_Set task_
Include in the output the line containing "OCR this image." and each subsequent line of the records, through the end, transcribed exactly. Add nothing else.

_Material for this task_
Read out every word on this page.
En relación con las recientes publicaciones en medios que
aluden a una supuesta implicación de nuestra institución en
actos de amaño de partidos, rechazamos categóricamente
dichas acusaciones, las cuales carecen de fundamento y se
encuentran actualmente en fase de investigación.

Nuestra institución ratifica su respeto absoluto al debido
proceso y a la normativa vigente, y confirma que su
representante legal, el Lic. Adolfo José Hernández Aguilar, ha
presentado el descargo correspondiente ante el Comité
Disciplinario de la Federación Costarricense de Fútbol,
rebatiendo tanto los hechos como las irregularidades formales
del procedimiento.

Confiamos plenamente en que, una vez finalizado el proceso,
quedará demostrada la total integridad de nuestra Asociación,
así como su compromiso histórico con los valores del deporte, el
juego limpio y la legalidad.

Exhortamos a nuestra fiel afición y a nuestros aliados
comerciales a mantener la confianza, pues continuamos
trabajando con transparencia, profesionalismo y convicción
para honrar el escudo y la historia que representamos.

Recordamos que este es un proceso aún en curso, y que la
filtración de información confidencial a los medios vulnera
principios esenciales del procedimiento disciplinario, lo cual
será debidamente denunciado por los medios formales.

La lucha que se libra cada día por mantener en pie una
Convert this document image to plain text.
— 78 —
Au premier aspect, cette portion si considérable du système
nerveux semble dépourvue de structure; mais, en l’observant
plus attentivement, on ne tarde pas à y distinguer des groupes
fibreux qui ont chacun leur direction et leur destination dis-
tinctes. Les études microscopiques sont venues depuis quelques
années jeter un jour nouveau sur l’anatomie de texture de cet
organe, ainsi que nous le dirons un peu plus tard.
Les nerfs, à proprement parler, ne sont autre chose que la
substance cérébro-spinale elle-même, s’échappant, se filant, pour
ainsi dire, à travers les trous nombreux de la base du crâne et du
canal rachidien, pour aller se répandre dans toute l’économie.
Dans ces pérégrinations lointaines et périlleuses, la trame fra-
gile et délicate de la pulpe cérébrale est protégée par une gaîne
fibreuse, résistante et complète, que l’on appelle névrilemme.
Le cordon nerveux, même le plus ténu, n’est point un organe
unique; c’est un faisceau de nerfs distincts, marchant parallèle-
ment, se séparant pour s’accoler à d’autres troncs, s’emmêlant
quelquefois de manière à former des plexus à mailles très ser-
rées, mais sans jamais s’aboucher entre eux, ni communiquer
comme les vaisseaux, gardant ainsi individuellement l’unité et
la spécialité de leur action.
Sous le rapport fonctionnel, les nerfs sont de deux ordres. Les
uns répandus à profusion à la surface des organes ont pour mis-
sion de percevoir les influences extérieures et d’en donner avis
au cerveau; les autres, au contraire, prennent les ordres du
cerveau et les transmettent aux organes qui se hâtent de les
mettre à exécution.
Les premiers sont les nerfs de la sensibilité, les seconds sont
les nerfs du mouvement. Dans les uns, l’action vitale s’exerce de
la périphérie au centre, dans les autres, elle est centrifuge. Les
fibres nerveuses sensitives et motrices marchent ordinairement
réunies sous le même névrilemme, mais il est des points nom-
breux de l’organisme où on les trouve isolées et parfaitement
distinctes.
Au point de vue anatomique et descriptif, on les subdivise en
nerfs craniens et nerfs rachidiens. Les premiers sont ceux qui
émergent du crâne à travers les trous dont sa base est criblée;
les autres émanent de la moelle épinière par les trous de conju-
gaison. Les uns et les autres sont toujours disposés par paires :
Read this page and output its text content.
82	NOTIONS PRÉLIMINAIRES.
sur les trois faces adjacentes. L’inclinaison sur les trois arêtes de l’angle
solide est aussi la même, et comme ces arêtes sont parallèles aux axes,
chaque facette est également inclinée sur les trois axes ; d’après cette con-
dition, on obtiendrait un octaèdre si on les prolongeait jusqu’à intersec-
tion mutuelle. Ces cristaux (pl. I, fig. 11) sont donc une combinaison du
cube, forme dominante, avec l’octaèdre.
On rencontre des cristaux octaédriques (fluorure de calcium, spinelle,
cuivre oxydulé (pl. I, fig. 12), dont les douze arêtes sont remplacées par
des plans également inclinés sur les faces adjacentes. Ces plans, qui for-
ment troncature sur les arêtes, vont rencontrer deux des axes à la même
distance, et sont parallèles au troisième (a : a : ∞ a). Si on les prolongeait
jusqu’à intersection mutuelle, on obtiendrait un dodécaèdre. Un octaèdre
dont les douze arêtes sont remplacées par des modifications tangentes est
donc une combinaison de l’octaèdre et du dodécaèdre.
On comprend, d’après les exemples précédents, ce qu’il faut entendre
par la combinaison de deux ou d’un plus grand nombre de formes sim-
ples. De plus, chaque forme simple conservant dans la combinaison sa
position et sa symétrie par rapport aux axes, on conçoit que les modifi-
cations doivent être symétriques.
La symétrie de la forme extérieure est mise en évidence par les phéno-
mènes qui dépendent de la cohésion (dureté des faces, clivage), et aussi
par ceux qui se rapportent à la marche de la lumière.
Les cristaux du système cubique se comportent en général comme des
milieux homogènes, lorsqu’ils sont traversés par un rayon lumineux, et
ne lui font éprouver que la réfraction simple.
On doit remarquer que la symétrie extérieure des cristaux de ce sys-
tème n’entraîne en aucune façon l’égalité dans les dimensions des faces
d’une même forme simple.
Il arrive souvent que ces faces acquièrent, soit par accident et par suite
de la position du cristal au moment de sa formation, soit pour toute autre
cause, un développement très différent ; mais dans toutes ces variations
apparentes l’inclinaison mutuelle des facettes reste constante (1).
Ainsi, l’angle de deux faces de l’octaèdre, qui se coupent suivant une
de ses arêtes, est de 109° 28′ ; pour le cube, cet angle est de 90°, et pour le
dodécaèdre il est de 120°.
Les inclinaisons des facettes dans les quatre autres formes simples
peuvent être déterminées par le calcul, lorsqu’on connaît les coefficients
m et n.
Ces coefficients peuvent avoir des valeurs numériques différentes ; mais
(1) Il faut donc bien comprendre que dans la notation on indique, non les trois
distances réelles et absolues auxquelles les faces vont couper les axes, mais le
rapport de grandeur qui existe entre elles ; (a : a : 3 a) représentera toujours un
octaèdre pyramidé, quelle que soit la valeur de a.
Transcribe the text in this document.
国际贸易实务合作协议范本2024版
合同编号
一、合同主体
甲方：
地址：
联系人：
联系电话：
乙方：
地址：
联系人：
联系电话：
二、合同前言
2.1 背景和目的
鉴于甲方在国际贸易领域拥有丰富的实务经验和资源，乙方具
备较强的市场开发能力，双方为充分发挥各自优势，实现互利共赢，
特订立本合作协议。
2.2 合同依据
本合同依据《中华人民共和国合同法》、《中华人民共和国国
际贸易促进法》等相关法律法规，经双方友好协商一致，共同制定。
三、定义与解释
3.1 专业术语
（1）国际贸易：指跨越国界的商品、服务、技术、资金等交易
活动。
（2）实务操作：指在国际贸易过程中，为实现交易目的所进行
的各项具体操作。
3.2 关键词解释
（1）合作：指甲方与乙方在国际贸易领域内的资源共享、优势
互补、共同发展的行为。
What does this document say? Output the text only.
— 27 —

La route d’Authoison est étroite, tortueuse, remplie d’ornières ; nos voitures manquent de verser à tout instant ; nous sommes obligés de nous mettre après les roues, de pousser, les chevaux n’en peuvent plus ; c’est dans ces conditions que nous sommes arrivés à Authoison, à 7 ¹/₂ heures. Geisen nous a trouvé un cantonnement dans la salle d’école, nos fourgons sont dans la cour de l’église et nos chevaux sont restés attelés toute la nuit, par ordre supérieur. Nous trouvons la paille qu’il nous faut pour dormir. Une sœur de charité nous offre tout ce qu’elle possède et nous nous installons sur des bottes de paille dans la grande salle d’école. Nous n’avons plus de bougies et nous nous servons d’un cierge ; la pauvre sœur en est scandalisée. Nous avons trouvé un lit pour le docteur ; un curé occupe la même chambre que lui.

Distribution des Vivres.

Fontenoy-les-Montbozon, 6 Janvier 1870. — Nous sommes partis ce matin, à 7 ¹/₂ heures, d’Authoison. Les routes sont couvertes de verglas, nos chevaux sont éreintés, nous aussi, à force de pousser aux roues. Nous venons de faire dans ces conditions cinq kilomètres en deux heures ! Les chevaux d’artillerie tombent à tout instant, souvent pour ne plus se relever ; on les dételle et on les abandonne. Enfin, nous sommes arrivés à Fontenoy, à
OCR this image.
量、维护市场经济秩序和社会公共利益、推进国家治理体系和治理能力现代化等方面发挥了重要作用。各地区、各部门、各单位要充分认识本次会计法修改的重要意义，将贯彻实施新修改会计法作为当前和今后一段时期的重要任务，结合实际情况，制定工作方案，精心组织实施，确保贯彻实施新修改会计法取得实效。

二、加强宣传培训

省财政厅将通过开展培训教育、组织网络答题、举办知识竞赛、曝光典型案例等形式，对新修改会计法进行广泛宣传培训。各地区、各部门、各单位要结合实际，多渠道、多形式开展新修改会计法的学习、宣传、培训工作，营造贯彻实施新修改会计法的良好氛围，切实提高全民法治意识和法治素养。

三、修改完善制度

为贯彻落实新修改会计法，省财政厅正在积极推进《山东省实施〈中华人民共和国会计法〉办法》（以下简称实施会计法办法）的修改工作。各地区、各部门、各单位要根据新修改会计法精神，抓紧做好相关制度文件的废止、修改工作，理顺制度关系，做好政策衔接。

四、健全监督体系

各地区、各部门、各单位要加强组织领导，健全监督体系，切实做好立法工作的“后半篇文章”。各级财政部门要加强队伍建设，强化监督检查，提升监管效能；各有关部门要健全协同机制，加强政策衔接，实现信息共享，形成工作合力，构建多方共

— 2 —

_Expected output_
OCR this image.
量、维护市场经济秩序和社会公共利益、推进国家治理体系和治理能力现代化等方面发挥了重要作用。各地区、各部门、各单位要充分认识本次会计法修改的重要意义，将贯彻实施新修改会计法作为当前和今后一段时期的重要任务，结合实际情况，制定工作方案，精心组织实施，确保贯彻实施新修改会计法取得实效。

二、加强宣传培训

省财政厅将通过开展培训教育、组织网络答题、举办知识竞赛、曝光典型案例等形式，对新修改会计法进行广泛宣传培训。各地区、各部门、各单位要结合实际，多渠道、多形式开展新修改会计法的学习、宣传、培训工作，营造贯彻实施新修改会计法的良好氛围，切实提高全民法治意识和法治素养。

三、修改完善制度

为贯彻落实新修改会计法，省财政厅正在积极推进《山东省实施〈中华人民共和国会计法〉办法》（以下简称实施会计法办法）的修改工作。各地区、各部门、各单位要根据新修改会计法精神，抓紧做好相关制度文件的废止、修改工作，理顺制度关系，做好政策衔接。

四、健全监督体系

各地区、各部门、各单位要加强组织领导，健全监督体系，切实做好立法工作的“后半篇文章”。各级财政部门要加强队伍建设，强化监督检查，提升监管效能；各有关部门要健全协同机制，加强政策衔接，实现信息共享，形成工作合力，构建多方共

— 2 —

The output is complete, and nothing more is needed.